[START OF LISTED ENTRIES]

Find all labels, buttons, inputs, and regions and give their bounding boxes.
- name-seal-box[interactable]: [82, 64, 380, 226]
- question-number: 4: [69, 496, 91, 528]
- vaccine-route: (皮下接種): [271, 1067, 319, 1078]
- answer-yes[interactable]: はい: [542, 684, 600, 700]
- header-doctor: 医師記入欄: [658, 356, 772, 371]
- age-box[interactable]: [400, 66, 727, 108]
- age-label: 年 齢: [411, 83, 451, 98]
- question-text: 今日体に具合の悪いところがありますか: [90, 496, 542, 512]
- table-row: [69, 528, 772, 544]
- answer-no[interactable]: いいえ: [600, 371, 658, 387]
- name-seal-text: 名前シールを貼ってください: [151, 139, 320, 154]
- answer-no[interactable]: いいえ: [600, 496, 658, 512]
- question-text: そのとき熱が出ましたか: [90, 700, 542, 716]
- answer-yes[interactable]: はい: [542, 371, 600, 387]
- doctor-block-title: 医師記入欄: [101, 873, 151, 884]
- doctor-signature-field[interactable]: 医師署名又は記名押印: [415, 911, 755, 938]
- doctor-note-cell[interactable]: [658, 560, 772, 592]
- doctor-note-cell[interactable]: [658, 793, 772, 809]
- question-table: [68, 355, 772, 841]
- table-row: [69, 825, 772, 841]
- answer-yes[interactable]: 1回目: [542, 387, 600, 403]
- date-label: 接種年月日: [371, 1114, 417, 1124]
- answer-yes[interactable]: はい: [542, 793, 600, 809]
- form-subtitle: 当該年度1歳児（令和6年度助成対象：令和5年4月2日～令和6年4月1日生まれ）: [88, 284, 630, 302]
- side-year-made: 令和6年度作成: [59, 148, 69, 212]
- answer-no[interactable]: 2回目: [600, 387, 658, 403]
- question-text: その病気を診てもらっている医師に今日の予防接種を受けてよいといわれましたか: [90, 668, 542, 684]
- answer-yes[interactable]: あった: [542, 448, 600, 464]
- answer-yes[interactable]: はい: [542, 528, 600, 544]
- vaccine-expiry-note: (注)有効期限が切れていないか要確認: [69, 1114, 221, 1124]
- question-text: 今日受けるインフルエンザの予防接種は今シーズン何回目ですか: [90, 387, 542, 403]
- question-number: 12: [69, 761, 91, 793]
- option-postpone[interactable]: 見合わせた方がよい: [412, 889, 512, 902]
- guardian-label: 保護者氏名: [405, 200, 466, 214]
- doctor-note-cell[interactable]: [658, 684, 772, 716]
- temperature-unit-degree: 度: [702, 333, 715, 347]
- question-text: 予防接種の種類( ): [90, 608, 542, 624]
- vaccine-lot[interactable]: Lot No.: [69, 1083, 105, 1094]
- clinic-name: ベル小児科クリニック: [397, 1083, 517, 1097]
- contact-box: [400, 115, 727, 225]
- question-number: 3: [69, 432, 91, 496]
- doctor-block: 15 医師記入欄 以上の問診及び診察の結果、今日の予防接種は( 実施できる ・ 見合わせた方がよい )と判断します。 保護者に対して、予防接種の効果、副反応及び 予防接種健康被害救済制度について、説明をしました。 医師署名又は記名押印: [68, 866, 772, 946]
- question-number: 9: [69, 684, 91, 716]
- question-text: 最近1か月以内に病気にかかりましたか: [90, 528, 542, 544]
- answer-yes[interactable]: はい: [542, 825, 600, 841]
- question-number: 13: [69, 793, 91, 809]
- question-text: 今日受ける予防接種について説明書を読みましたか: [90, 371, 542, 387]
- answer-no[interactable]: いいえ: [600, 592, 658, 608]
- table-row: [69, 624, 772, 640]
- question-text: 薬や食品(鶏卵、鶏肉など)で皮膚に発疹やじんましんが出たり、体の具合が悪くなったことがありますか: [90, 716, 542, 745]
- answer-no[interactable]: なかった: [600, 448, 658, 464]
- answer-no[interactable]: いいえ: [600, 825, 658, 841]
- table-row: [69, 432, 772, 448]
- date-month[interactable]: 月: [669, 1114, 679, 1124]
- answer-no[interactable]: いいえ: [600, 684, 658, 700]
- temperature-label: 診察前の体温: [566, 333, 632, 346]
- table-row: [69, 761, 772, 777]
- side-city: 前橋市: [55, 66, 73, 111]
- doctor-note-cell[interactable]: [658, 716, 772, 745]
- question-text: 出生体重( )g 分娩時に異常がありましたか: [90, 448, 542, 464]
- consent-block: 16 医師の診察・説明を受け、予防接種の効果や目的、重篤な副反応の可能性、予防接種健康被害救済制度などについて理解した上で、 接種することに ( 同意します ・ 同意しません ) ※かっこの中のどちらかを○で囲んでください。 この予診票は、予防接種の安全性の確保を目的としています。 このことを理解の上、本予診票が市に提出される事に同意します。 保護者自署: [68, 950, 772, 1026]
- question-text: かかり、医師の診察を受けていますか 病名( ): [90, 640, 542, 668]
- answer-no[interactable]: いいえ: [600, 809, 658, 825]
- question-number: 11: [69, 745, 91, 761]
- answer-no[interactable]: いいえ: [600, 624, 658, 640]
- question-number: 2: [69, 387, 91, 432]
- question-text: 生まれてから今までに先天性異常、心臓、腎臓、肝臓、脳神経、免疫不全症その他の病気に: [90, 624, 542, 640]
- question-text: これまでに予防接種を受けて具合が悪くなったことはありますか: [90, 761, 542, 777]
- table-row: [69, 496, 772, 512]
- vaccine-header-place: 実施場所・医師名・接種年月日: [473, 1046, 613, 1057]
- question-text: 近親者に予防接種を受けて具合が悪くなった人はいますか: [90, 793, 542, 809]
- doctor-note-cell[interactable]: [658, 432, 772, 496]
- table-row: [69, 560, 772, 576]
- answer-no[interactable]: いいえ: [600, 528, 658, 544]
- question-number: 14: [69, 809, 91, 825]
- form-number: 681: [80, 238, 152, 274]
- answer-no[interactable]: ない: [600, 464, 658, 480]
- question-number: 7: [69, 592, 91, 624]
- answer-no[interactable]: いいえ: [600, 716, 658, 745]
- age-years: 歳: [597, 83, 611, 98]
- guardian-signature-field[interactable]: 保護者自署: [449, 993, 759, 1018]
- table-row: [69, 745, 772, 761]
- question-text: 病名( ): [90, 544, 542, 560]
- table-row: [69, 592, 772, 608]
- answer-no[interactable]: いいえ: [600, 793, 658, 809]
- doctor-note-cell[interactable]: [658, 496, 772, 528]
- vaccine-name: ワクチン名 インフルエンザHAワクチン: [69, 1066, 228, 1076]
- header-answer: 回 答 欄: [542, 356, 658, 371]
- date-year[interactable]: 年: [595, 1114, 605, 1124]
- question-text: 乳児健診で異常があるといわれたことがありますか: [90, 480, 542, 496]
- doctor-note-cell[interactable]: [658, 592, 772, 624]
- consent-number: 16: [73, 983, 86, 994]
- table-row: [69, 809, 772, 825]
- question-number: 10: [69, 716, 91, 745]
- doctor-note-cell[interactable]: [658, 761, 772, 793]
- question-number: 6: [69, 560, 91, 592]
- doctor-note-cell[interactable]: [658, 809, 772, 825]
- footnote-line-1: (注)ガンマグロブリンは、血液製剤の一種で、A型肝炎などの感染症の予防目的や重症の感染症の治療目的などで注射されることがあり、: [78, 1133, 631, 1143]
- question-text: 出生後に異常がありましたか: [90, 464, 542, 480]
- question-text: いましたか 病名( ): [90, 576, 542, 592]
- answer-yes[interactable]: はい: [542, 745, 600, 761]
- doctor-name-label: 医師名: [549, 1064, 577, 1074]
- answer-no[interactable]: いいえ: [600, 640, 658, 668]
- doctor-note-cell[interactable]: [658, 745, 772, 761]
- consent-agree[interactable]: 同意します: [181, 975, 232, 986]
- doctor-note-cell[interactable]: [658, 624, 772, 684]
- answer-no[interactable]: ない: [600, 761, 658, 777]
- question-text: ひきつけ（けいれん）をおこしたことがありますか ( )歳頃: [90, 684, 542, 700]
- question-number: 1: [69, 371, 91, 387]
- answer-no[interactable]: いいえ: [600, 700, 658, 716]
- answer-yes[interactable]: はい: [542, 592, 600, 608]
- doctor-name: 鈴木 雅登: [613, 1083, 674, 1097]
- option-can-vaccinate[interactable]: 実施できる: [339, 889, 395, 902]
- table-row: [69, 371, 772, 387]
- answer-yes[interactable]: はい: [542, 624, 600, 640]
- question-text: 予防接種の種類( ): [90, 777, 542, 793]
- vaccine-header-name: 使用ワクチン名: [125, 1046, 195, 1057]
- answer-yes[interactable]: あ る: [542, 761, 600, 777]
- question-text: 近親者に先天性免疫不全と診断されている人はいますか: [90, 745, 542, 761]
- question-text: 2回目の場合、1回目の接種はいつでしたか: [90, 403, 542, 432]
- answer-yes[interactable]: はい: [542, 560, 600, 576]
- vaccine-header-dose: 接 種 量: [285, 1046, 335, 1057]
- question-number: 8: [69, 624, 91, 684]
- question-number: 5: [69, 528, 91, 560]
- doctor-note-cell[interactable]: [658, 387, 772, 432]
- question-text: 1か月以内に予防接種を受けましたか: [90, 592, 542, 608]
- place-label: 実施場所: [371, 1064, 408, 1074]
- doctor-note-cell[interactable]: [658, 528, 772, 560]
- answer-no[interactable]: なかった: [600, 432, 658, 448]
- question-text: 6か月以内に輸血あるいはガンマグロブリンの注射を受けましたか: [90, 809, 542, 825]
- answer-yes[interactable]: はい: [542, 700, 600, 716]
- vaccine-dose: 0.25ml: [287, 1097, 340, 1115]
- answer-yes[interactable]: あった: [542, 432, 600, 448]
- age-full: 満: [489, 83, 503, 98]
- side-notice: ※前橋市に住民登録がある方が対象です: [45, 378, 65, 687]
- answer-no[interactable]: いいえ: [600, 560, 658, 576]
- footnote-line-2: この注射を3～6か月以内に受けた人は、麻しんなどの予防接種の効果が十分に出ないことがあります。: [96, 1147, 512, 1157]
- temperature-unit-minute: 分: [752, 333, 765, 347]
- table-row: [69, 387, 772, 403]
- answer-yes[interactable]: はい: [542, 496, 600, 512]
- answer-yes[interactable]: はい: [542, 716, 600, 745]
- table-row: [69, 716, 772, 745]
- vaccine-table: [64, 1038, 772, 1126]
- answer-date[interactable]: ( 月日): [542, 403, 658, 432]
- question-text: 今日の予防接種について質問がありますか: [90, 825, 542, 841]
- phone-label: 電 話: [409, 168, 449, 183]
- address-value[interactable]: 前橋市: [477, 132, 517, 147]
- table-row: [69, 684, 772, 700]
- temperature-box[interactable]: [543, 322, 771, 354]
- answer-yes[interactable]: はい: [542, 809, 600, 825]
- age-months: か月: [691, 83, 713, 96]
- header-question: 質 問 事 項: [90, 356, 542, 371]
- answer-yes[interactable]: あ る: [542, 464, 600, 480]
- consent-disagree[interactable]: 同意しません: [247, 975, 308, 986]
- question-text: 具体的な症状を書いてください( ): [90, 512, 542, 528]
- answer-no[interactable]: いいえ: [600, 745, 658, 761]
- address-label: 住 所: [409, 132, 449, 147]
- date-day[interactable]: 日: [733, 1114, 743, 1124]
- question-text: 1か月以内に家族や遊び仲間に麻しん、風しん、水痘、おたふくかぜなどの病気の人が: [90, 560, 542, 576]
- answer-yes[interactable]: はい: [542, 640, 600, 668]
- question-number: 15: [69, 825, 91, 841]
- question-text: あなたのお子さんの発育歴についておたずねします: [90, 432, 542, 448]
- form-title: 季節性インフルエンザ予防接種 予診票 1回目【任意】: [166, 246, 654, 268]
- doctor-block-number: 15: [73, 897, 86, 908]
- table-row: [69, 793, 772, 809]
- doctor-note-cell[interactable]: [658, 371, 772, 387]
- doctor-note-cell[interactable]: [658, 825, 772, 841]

[END OF LISTED ENTRIES]

Return the items verbatim, from their first line through the line containing "- side-year-made: 令和6年度作成: [59, 148, 69, 212]", both included.

Find all labels, buttons, inputs, and regions and give their bounding boxes.
- name-seal-box[interactable]: [82, 64, 380, 226]
- question-number: 4: [69, 496, 91, 528]
- vaccine-route: (皮下接種): [271, 1067, 319, 1078]
- answer-yes[interactable]: はい: [542, 684, 600, 700]
- header-doctor: 医師記入欄: [658, 356, 772, 371]
- age-box[interactable]: [400, 66, 727, 108]
- age-label: 年 齢: [411, 83, 451, 98]
- question-text: 今日体に具合の悪いところがありますか: [90, 496, 542, 512]
- table-row: [69, 528, 772, 544]
- answer-no[interactable]: いいえ: [600, 371, 658, 387]
- name-seal-text: 名前シールを貼ってください: [151, 139, 320, 154]
- answer-no[interactable]: いいえ: [600, 496, 658, 512]
- question-text: そのとき熱が出ましたか: [90, 700, 542, 716]
- answer-yes[interactable]: はい: [542, 371, 600, 387]
- doctor-block-title: 医師記入欄: [101, 873, 151, 884]
- doctor-signature-field[interactable]: 医師署名又は記名押印: [415, 911, 755, 938]
- doctor-note-cell[interactable]: [658, 560, 772, 592]
- doctor-note-cell[interactable]: [658, 793, 772, 809]
- question-table: [68, 355, 772, 841]
- table-row: [69, 825, 772, 841]
- answer-yes[interactable]: 1回目: [542, 387, 600, 403]
- date-label: 接種年月日: [371, 1114, 417, 1124]
- answer-yes[interactable]: はい: [542, 793, 600, 809]
- form-subtitle: 当該年度1歳児（令和6年度助成対象：令和5年4月2日～令和6年4月1日生まれ）: [88, 284, 630, 302]
- side-year-made: 令和6年度作成: [59, 148, 69, 212]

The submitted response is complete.